How many lines in the records below contain the word "crunchStream"? Answer with the number alone.
☆ ☆ ☆ ☆ ☆
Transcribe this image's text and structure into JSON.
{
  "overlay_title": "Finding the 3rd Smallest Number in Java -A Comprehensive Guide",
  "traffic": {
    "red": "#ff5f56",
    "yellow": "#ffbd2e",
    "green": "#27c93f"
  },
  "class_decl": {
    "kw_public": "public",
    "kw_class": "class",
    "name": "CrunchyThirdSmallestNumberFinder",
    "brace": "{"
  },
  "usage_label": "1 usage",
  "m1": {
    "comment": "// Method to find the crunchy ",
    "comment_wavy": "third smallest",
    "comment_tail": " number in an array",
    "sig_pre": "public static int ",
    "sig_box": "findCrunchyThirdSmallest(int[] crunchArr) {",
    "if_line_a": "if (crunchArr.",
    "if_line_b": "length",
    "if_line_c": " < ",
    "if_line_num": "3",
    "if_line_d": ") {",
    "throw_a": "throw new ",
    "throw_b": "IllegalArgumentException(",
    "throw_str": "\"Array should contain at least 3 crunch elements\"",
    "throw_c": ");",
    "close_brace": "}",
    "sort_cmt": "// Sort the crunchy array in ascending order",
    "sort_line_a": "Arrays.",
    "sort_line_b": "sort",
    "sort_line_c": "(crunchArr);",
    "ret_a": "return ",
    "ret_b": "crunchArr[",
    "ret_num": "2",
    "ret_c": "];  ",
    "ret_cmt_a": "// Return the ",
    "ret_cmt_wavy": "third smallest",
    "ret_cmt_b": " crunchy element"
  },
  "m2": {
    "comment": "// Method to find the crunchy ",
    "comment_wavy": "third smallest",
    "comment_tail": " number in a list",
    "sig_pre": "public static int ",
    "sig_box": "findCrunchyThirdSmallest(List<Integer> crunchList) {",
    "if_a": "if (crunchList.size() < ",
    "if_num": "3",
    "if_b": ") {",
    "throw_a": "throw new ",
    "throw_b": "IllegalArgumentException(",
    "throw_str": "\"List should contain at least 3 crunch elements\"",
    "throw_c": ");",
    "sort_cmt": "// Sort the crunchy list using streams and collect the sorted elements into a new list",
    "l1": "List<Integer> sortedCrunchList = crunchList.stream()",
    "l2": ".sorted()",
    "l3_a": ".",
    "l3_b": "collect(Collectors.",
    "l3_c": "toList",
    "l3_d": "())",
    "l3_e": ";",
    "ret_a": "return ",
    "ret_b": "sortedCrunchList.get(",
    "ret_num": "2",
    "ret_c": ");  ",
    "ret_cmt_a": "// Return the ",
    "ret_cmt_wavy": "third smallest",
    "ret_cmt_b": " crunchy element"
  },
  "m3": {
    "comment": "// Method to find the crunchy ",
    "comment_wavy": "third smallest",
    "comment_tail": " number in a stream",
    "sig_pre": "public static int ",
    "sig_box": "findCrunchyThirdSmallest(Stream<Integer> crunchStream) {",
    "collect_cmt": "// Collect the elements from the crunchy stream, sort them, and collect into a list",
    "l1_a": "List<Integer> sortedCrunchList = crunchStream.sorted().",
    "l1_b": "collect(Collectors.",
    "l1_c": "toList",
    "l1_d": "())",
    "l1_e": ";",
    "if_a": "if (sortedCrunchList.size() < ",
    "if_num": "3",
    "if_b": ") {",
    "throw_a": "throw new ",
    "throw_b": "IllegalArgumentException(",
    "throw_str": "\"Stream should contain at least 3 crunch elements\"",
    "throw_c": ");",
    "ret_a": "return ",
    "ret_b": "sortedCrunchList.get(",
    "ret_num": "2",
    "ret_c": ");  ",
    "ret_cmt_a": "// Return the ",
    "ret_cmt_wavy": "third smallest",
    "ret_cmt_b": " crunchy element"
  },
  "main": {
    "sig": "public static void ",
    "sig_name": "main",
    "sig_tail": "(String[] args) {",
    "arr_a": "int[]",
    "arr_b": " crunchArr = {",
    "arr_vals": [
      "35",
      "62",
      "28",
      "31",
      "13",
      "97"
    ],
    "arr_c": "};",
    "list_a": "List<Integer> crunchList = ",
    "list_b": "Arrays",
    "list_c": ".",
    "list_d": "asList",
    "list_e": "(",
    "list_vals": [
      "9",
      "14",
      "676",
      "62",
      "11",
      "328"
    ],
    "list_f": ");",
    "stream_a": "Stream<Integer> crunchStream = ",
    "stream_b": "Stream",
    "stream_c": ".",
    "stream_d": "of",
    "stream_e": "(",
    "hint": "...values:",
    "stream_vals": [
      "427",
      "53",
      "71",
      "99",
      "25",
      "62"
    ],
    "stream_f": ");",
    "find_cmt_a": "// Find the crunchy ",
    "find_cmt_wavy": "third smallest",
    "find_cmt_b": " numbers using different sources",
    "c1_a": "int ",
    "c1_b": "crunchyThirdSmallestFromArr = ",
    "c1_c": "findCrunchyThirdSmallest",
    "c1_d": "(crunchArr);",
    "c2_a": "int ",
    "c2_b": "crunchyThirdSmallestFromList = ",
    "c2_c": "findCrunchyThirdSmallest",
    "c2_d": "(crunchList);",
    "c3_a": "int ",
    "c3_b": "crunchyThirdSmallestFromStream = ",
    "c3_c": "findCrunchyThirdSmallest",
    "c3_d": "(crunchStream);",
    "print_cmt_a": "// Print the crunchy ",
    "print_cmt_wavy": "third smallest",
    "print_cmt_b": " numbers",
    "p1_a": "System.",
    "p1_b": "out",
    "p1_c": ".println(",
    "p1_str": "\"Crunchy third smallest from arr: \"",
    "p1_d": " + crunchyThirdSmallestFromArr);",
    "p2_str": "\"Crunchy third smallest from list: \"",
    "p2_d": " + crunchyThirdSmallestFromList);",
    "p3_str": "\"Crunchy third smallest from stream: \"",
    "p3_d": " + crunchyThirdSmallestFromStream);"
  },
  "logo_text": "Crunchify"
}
☆ ☆ ☆ ☆ ☆
Task result — 4